Short exercise:
Take each line containing "source" and report it exactly as written.

Information provided:
--------------------------------
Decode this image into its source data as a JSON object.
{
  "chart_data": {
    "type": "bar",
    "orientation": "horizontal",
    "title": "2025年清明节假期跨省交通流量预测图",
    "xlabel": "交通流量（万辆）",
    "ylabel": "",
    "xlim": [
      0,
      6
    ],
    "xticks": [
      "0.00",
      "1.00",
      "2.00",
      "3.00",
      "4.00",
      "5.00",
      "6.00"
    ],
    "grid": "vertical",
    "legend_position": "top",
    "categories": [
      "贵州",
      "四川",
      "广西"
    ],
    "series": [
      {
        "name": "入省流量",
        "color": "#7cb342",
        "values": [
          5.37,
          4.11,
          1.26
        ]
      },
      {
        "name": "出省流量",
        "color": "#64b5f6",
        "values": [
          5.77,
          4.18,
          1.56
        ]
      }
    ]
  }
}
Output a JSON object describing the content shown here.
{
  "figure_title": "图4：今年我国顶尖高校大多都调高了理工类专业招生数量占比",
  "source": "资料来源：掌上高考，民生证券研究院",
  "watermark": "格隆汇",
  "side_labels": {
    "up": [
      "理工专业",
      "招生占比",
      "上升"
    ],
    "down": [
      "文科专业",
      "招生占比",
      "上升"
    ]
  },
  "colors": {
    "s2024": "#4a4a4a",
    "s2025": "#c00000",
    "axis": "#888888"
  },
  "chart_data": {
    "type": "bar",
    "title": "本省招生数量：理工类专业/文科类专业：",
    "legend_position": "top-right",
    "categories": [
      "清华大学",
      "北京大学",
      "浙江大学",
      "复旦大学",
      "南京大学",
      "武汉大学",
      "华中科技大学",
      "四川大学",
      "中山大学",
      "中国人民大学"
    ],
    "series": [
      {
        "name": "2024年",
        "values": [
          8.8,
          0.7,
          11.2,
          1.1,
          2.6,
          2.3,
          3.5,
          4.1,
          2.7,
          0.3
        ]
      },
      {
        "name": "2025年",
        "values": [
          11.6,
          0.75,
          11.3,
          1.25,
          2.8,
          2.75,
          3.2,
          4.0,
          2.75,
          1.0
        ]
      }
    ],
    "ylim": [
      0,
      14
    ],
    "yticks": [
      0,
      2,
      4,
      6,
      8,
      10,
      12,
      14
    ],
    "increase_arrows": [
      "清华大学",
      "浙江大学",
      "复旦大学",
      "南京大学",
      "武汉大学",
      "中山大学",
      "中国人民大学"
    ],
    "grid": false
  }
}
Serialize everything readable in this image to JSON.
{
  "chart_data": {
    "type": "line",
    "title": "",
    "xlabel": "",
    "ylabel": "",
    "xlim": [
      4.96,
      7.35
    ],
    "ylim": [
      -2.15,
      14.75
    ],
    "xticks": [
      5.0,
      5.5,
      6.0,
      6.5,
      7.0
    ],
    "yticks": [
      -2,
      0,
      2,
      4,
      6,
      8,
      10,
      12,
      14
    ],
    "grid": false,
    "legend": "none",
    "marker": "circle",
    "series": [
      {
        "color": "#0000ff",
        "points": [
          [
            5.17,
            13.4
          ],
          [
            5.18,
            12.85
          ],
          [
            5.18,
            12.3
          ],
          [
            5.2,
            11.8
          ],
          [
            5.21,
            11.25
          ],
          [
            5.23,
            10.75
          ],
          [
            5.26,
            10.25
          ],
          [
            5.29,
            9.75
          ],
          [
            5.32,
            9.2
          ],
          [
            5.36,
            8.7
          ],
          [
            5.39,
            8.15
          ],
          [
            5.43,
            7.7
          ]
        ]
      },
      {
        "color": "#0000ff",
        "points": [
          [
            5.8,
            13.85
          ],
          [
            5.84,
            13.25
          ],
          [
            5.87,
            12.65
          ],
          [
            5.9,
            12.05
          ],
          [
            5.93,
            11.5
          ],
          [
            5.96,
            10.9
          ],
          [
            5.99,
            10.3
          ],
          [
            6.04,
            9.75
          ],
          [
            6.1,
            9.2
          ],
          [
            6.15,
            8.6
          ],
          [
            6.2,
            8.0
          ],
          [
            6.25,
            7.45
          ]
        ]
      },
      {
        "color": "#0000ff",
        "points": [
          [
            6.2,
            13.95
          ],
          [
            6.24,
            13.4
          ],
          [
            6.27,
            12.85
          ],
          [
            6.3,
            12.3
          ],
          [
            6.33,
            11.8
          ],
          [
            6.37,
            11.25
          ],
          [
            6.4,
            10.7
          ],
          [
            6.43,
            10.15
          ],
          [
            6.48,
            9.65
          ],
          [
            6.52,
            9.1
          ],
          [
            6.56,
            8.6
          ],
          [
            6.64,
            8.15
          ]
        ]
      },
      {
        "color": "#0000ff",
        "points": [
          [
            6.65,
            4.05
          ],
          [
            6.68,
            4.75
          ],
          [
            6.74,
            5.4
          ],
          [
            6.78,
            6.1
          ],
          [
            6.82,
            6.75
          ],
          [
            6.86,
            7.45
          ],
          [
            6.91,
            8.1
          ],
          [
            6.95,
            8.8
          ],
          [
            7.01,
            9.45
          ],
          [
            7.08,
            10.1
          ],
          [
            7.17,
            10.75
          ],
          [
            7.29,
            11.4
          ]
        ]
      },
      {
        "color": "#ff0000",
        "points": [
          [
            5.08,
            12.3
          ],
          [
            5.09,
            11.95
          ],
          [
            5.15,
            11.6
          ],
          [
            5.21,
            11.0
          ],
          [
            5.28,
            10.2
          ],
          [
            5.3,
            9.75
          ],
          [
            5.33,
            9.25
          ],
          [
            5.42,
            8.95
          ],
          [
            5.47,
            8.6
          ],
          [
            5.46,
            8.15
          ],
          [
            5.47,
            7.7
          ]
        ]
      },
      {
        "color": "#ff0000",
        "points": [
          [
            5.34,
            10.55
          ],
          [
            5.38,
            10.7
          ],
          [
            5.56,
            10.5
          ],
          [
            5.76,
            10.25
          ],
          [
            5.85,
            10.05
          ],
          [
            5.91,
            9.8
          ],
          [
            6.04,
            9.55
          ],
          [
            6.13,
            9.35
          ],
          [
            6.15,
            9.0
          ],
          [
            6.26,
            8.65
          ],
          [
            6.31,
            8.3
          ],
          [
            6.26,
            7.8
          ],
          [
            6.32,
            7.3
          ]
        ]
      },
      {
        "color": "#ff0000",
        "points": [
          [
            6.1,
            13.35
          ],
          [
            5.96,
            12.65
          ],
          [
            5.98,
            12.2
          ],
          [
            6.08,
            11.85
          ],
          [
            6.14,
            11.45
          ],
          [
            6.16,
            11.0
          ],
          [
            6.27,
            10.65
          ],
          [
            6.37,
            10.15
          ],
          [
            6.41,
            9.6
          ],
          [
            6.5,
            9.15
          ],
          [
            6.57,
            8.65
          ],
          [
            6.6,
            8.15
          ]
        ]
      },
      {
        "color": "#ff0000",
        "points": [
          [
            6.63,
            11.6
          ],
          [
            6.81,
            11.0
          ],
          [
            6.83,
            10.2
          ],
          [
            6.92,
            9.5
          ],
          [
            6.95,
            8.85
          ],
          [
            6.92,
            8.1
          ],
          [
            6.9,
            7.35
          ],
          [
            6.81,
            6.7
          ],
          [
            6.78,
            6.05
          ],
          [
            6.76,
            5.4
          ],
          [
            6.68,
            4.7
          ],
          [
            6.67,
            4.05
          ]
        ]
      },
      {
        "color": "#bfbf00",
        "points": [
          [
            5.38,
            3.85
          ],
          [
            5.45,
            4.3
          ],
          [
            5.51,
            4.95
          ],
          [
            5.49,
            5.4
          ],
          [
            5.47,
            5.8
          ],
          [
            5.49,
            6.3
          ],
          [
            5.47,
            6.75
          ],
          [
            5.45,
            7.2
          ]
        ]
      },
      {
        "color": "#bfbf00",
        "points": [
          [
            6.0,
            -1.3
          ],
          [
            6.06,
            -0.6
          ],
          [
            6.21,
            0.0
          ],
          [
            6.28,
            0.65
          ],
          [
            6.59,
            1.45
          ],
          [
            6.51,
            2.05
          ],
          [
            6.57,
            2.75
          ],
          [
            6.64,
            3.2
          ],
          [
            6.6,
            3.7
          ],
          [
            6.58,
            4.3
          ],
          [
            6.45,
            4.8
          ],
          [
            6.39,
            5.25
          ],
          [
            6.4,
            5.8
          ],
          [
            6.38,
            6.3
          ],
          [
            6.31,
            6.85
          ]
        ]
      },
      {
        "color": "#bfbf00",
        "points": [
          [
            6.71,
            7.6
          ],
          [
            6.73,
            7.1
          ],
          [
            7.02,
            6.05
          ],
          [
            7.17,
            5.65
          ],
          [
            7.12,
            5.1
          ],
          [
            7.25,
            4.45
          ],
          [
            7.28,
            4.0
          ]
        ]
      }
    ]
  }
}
--------------------------------
Exercise solution:
Decode this image into its source data as a JSON object.
  "source": "资料来源：掌上高考，民生证券研究院",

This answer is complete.